▶ **The input**:

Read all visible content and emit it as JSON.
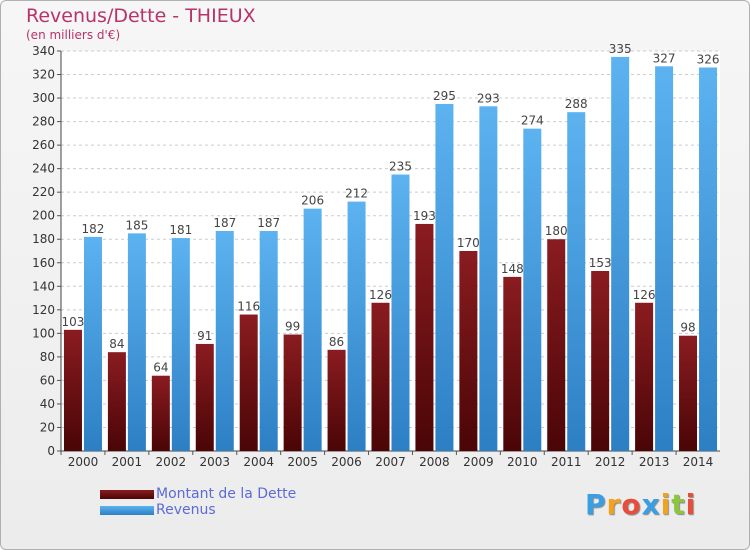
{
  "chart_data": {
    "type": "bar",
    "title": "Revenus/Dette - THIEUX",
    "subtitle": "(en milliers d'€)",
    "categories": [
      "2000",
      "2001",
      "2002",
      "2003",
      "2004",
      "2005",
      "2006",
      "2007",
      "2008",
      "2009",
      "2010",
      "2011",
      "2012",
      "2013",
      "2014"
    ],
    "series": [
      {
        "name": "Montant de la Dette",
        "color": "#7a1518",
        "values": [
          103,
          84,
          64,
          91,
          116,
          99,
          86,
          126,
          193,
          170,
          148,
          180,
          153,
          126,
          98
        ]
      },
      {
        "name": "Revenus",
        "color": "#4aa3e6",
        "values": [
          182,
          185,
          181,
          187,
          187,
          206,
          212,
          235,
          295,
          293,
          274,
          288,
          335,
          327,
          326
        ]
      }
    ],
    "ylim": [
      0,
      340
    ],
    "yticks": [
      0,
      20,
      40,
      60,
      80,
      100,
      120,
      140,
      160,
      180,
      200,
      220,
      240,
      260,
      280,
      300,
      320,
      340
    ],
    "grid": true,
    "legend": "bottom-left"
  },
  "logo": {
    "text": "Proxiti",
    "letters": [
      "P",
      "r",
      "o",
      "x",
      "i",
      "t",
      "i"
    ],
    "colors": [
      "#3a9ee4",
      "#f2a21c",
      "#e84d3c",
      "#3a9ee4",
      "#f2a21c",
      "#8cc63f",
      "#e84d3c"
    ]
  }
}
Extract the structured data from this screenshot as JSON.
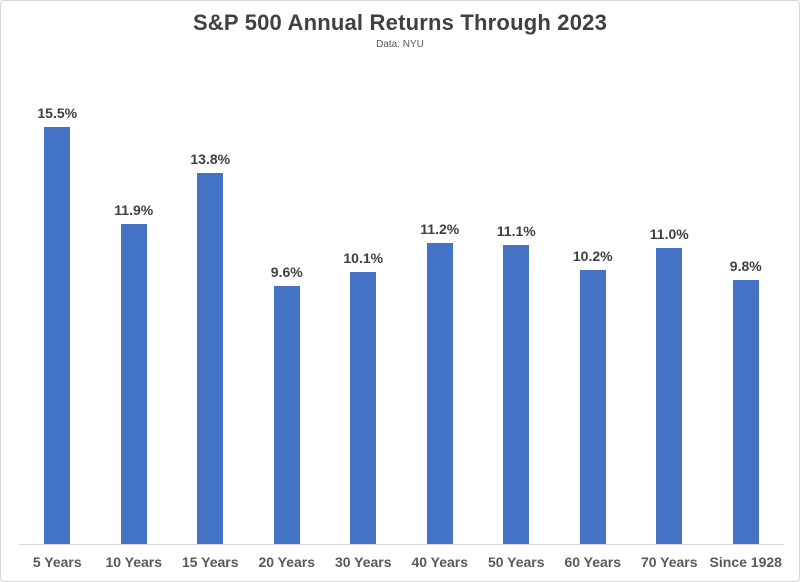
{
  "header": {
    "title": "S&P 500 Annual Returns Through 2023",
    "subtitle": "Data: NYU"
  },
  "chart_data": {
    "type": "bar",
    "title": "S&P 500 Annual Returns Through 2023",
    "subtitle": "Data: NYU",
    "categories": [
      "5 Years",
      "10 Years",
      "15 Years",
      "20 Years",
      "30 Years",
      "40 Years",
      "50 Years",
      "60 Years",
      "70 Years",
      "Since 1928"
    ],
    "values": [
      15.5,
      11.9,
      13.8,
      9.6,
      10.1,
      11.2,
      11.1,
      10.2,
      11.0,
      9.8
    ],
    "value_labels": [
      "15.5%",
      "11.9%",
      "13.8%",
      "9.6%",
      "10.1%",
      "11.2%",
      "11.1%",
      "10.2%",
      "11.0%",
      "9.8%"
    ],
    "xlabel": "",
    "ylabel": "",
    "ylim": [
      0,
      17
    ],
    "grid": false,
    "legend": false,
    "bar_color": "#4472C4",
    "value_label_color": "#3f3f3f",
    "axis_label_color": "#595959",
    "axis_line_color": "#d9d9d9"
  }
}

▶ **Given task**: Gather each line in the data that holds the string "Dette".

▶ **Task output**:
    "title": "Revenus/Dette - THIEUX",
        "name": "Montant de la Dette",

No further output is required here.